- DIRECTION:
The records below must be duplicated exactly, character for character.

- RECORDS FOR THIS EXERCISE:
********************
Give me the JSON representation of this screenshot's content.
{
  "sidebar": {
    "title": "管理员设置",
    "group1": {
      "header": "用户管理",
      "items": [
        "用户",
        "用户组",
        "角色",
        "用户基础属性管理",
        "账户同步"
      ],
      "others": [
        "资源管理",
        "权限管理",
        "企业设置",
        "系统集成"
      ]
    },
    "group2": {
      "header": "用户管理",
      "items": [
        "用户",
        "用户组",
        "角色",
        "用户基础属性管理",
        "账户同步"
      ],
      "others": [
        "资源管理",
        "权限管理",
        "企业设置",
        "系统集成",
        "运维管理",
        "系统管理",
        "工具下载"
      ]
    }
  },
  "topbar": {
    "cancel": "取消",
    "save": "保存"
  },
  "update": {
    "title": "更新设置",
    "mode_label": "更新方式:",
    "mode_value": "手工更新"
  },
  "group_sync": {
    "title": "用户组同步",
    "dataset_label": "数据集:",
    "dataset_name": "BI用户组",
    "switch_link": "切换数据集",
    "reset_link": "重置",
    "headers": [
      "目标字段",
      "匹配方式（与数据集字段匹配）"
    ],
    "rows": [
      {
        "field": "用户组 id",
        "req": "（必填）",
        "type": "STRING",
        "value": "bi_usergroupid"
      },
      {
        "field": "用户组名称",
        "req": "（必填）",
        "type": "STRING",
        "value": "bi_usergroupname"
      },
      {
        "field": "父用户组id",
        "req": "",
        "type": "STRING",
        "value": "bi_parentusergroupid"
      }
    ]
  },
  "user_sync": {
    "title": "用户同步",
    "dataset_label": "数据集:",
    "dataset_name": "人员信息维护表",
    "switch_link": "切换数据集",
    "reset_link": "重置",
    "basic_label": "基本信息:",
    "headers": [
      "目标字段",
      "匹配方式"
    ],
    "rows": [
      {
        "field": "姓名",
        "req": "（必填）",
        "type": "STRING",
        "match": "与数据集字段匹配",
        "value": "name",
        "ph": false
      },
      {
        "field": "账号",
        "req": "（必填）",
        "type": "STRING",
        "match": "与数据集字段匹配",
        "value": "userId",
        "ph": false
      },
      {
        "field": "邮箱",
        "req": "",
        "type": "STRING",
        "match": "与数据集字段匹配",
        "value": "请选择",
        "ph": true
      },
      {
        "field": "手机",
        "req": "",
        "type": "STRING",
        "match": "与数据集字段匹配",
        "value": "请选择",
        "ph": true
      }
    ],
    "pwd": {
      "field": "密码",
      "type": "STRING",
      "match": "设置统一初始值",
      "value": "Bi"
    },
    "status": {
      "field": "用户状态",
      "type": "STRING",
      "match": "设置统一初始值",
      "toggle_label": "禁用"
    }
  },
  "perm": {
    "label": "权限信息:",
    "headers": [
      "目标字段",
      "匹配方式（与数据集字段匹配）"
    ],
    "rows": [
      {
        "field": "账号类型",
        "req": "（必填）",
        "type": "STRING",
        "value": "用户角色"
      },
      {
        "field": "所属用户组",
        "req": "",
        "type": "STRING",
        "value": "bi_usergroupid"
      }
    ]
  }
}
********************
- SOLUTION TO THE EXERCISE:
Give me the JSON representation of this screenshot's content.
{
  "sidebar": {
    "title": "管理员设置",
    "group1": {
      "header": "用户管理",
      "items": [
        "用户",
        "用户组",
        "角色",
        "用户基础属性管理",
        "账户同步"
      ],
      "others": [
        "资源管理",
        "权限管理",
        "企业设置",
        "系统集成"
      ]
    },
    "group2": {
      "header": "用户管理",
      "items": [
        "用户",
        "用户组",
        "角色",
        "用户基础属性管理",
        "账户同步"
      ],
      "others": [
        "资源管理",
        "权限管理",
        "企业设置",
        "系统集成",
        "运维管理",
        "系统管理",
        "工具下载"
      ]
    }
  },
  "topbar": {
    "cancel": "取消",
    "save": "保存"
  },
  "update": {
    "title": "更新设置",
    "mode_label": "更新方式:",
    "mode_value": "手工更新"
  },
  "group_sync": {
    "title": "用户组同步",
    "dataset_label": "数据集:",
    "dataset_name": "BI用户组",
    "switch_link": "切换数据集",
    "reset_link": "重置",
    "headers": [
      "目标字段",
      "匹配方式（与数据集字段匹配）"
    ],
    "rows": [
      {
        "field": "用户组 id",
        "req": "（必填）",
        "type": "STRING",
        "value": "bi_usergroupid"
      },
      {
        "field": "用户组名称",
        "req": "（必填）",
        "type": "STRING",
        "value": "bi_usergroupname"
      },
      {
        "field": "父用户组id",
        "req": "",
        "type": "STRING",
        "value": "bi_parentusergroupid"
      }
    ]
  },
  "user_sync": {
    "title": "用户同步",
    "dataset_label": "数据集:",
    "dataset_name": "人员信息维护表",
    "switch_link": "切换数据集",
    "reset_link": "重置",
    "basic_label": "基本信息:",
    "headers": [
      "目标字段",
      "匹配方式"
    ],
    "rows": [
      {
        "field": "姓名",
        "req": "（必填）",
        "type": "STRING",
        "match": "与数据集字段匹配",
        "value": "name",
        "ph": false
      },
      {
        "field": "账号",
        "req": "（必填）",
        "type": "STRING",
        "match": "与数据集字段匹配",
        "value": "userId",
        "ph": false
      },
      {
        "field": "邮箱",
        "req": "",
        "type": "STRING",
        "match": "与数据集字段匹配",
        "value": "请选择",
        "ph": true
      },
      {
        "field": "手机",
        "req": "",
        "type": "STRING",
        "match": "与数据集字段匹配",
        "value": "请选择",
        "ph": true
      }
    ],
    "pwd": {
      "field": "密码",
      "type": "STRING",
      "match": "设置统一初始值",
      "value": "Bi"
    },
    "status": {
      "field": "用户状态",
      "type": "STRING",
      "match": "设置统一初始值",
      "toggle_label": "禁用"
    }
  },
  "perm": {
    "label": "权限信息:",
    "headers": [
      "目标字段",
      "匹配方式（与数据集字段匹配）"
    ],
    "rows": [
      {
        "field": "账号类型",
        "req": "（必填）",
        "type": "STRING",
        "value": "用户角色"
      },
      {
        "field": "所属用户组",
        "req": "",
        "type": "STRING",
        "value": "bi_usergroupid"
      }
    ]
  }
}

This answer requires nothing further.